_WORK TO COMPLETE:_
Every entry must be repeated exactly. Exclude all pictures.

Lines of data:
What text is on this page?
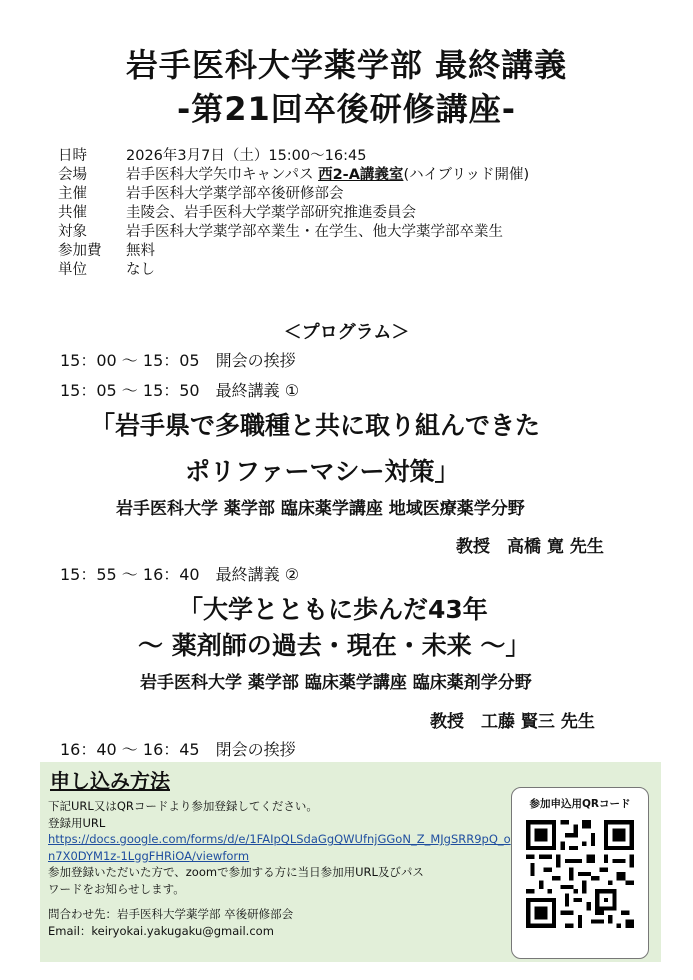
岩手医科大学薬学部 最終講義
-第21回卒後研修講座-
日時	2026年3月7日（土）15:00～16:45
会場	岩手医科大学矢巾キャンパス 西2-A講義室(ハイブリッド開催)
主催	岩手医科大学薬学部卒後研修部会
共催	圭陵会、岩手医科大学薬学部研究推進委員会
対象	岩手医科大学薬学部卒業生・在学生、他大学薬学部卒業生
参加費	無料
単位	なし
＜プログラム＞
15：00 ～ 15：05　開会の挨拶
15：05 ～ 15：50　最終講義 ①
「岩手県で多職種と共に取り組んできた
ポリファーマシー対策」
岩手医科大学 薬学部 臨床薬学講座 地域医療薬学分野
教授　高橋 寛 先生
15：55 ～ 16：40　最終講義 ②
「大学とともに歩んだ43年
～ 薬剤師の過去・現在・未来 ～」
岩手医科大学 薬学部 臨床薬学講座 臨床薬剤学分野
教授　工藤 賢三 先生
16：40 ～ 16：45　閉会の挨拶
申し込み方法
下記URL又はQRコードより参加登録してください。
登録用URL
https://docs.google.com/forms/d/e/1FAIpQLSdaGgQWUfnjGGoN_Z_MJgSRR9pQ_o
n7X0DYM1z-1LggFHRiOA/viewform
参加登録いただいた方で、zoomで参加する方に当日参加用URL及びパス
ワードをお知らせします。
問合わせ先：岩手医科大学薬学部 卒後研修部会
Email：keiryokai.yakugaku@gmail.com
参加申込用QRコード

_THE OUTPUT:_
What text is on this page?
岩手医科大学薬学部 最終講義
-第21回卒後研修講座-
日時	2026年3月7日（土）15:00～16:45
会場	岩手医科大学矢巾キャンパス 西2-A講義室(ハイブリッド開催)
主催	岩手医科大学薬学部卒後研修部会
共催	圭陵会、岩手医科大学薬学部研究推進委員会
対象	岩手医科大学薬学部卒業生・在学生、他大学薬学部卒業生
参加費	無料
単位	なし
＜プログラム＞
15：00 ～ 15：05　開会の挨拶
15：05 ～ 15：50　最終講義 ①
「岩手県で多職種と共に取り組んできた
ポリファーマシー対策」
岩手医科大学 薬学部 臨床薬学講座 地域医療薬学分野
教授　高橋 寛 先生
15：55 ～ 16：40　最終講義 ②
「大学とともに歩んだ43年
～ 薬剤師の過去・現在・未来 ～」
岩手医科大学 薬学部 臨床薬学講座 臨床薬剤学分野
教授　工藤 賢三 先生
16：40 ～ 16：45　閉会の挨拶
申し込み方法
下記URL又はQRコードより参加登録してください。
登録用URL
https://docs.google.com/forms/d/e/1FAIpQLSdaGgQWUfnjGGoN_Z_MJgSRR9pQ_o
n7X0DYM1z-1LggFHRiOA/viewform
参加登録いただいた方で、zoomで参加する方に当日参加用URL及びパス
ワードをお知らせします。
問合わせ先：岩手医科大学薬学部 卒後研修部会
Email：keiryokai.yakugaku@gmail.com
参加申込用QRコード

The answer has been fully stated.